#### Task to carry out:
Repeat every line of the listing below exactly, minus the pictures.

#### Data shown:
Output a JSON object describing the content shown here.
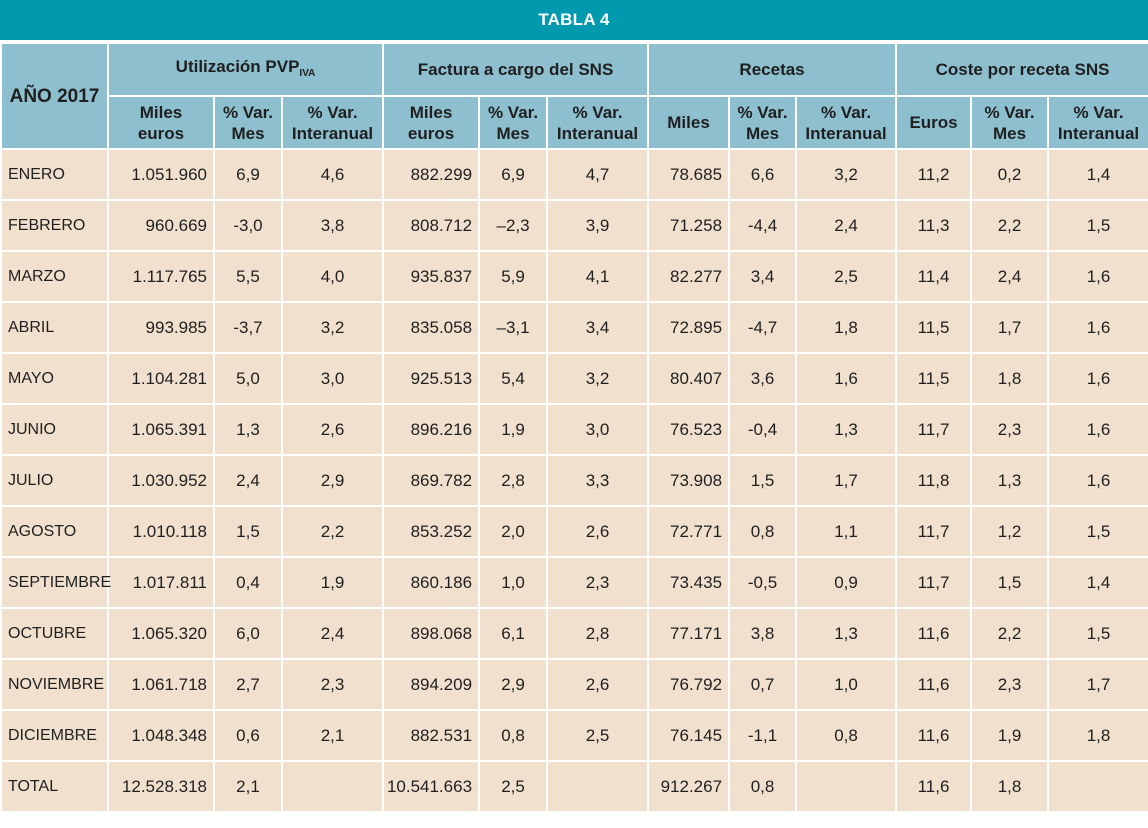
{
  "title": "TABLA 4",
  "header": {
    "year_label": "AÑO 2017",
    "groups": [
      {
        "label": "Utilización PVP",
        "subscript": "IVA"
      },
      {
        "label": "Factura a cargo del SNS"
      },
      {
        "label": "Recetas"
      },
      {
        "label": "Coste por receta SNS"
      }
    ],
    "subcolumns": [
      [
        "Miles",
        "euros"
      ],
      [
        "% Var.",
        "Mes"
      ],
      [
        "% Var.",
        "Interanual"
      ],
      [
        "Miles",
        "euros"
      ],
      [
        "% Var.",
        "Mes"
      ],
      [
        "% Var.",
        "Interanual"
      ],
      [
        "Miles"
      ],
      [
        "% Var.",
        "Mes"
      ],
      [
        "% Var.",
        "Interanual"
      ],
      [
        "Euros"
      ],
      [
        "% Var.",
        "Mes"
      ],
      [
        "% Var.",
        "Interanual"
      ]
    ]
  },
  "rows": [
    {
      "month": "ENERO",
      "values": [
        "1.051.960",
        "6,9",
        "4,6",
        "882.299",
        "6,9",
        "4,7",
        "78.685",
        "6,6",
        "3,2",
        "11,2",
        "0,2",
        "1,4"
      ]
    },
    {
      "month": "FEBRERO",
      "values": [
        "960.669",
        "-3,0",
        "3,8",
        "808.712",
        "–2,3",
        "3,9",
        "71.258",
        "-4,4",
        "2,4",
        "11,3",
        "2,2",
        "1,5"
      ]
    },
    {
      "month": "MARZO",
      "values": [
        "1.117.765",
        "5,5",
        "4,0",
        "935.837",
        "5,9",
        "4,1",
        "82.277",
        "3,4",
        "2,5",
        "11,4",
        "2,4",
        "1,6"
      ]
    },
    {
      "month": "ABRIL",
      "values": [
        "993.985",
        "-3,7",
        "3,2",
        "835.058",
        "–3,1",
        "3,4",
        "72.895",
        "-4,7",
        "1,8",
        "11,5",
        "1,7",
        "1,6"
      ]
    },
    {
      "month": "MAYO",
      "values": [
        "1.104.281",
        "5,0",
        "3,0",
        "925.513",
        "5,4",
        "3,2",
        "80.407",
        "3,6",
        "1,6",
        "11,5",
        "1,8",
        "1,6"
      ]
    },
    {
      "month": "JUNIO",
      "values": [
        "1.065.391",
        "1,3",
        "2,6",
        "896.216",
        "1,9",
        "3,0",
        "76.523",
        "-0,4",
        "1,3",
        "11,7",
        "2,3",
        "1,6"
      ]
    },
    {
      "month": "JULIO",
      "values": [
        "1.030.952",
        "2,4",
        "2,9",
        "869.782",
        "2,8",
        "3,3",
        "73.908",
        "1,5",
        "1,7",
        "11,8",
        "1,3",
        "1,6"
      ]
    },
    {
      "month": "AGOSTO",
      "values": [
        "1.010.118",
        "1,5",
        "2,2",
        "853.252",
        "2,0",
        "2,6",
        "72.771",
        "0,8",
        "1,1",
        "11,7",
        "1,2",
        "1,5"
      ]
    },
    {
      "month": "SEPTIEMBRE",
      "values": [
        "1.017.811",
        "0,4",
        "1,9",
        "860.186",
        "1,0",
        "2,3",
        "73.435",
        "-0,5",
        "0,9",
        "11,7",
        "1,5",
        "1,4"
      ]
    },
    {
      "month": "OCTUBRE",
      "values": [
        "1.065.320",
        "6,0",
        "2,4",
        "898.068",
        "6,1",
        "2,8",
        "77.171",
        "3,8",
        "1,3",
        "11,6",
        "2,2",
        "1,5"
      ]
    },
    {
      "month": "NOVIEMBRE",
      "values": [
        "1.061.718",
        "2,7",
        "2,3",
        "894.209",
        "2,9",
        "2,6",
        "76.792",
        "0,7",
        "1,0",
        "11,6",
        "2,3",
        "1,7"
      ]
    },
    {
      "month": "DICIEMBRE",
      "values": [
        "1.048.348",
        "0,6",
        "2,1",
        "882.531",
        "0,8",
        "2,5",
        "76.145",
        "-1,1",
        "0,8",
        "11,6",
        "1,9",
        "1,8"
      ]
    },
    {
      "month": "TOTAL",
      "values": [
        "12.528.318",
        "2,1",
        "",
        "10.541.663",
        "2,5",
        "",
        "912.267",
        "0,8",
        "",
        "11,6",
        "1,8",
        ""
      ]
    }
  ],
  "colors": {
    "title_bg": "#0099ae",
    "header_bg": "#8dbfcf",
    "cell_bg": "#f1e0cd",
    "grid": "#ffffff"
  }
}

#### Right answer:
Output a JSON object describing the content shown here.
{
  "title": "TABLA 4",
  "header": {
    "year_label": "AÑO 2017",
    "groups": [
      {
        "label": "Utilización PVP",
        "subscript": "IVA"
      },
      {
        "label": "Factura a cargo del SNS"
      },
      {
        "label": "Recetas"
      },
      {
        "label": "Coste por receta SNS"
      }
    ],
    "subcolumns": [
      [
        "Miles",
        "euros"
      ],
      [
        "% Var.",
        "Mes"
      ],
      [
        "% Var.",
        "Interanual"
      ],
      [
        "Miles",
        "euros"
      ],
      [
        "% Var.",
        "Mes"
      ],
      [
        "% Var.",
        "Interanual"
      ],
      [
        "Miles"
      ],
      [
        "% Var.",
        "Mes"
      ],
      [
        "% Var.",
        "Interanual"
      ],
      [
        "Euros"
      ],
      [
        "% Var.",
        "Mes"
      ],
      [
        "% Var.",
        "Interanual"
      ]
    ]
  },
  "rows": [
    {
      "month": "ENERO",
      "values": [
        "1.051.960",
        "6,9",
        "4,6",
        "882.299",
        "6,9",
        "4,7",
        "78.685",
        "6,6",
        "3,2",
        "11,2",
        "0,2",
        "1,4"
      ]
    },
    {
      "month": "FEBRERO",
      "values": [
        "960.669",
        "-3,0",
        "3,8",
        "808.712",
        "–2,3",
        "3,9",
        "71.258",
        "-4,4",
        "2,4",
        "11,3",
        "2,2",
        "1,5"
      ]
    },
    {
      "month": "MARZO",
      "values": [
        "1.117.765",
        "5,5",
        "4,0",
        "935.837",
        "5,9",
        "4,1",
        "82.277",
        "3,4",
        "2,5",
        "11,4",
        "2,4",
        "1,6"
      ]
    },
    {
      "month": "ABRIL",
      "values": [
        "993.985",
        "-3,7",
        "3,2",
        "835.058",
        "–3,1",
        "3,4",
        "72.895",
        "-4,7",
        "1,8",
        "11,5",
        "1,7",
        "1,6"
      ]
    },
    {
      "month": "MAYO",
      "values": [
        "1.104.281",
        "5,0",
        "3,0",
        "925.513",
        "5,4",
        "3,2",
        "80.407",
        "3,6",
        "1,6",
        "11,5",
        "1,8",
        "1,6"
      ]
    },
    {
      "month": "JUNIO",
      "values": [
        "1.065.391",
        "1,3",
        "2,6",
        "896.216",
        "1,9",
        "3,0",
        "76.523",
        "-0,4",
        "1,3",
        "11,7",
        "2,3",
        "1,6"
      ]
    },
    {
      "month": "JULIO",
      "values": [
        "1.030.952",
        "2,4",
        "2,9",
        "869.782",
        "2,8",
        "3,3",
        "73.908",
        "1,5",
        "1,7",
        "11,8",
        "1,3",
        "1,6"
      ]
    },
    {
      "month": "AGOSTO",
      "values": [
        "1.010.118",
        "1,5",
        "2,2",
        "853.252",
        "2,0",
        "2,6",
        "72.771",
        "0,8",
        "1,1",
        "11,7",
        "1,2",
        "1,5"
      ]
    },
    {
      "month": "SEPTIEMBRE",
      "values": [
        "1.017.811",
        "0,4",
        "1,9",
        "860.186",
        "1,0",
        "2,3",
        "73.435",
        "-0,5",
        "0,9",
        "11,7",
        "1,5",
        "1,4"
      ]
    },
    {
      "month": "OCTUBRE",
      "values": [
        "1.065.320",
        "6,0",
        "2,4",
        "898.068",
        "6,1",
        "2,8",
        "77.171",
        "3,8",
        "1,3",
        "11,6",
        "2,2",
        "1,5"
      ]
    },
    {
      "month": "NOVIEMBRE",
      "values": [
        "1.061.718",
        "2,7",
        "2,3",
        "894.209",
        "2,9",
        "2,6",
        "76.792",
        "0,7",
        "1,0",
        "11,6",
        "2,3",
        "1,7"
      ]
    },
    {
      "month": "DICIEMBRE",
      "values": [
        "1.048.348",
        "0,6",
        "2,1",
        "882.531",
        "0,8",
        "2,5",
        "76.145",
        "-1,1",
        "0,8",
        "11,6",
        "1,9",
        "1,8"
      ]
    },
    {
      "month": "TOTAL",
      "values": [
        "12.528.318",
        "2,1",
        "",
        "10.541.663",
        "2,5",
        "",
        "912.267",
        "0,8",
        "",
        "11,6",
        "1,8",
        ""
      ]
    }
  ],
  "colors": {
    "title_bg": "#0099ae",
    "header_bg": "#8dbfcf",
    "cell_bg": "#f1e0cd",
    "grid": "#ffffff"
  }
}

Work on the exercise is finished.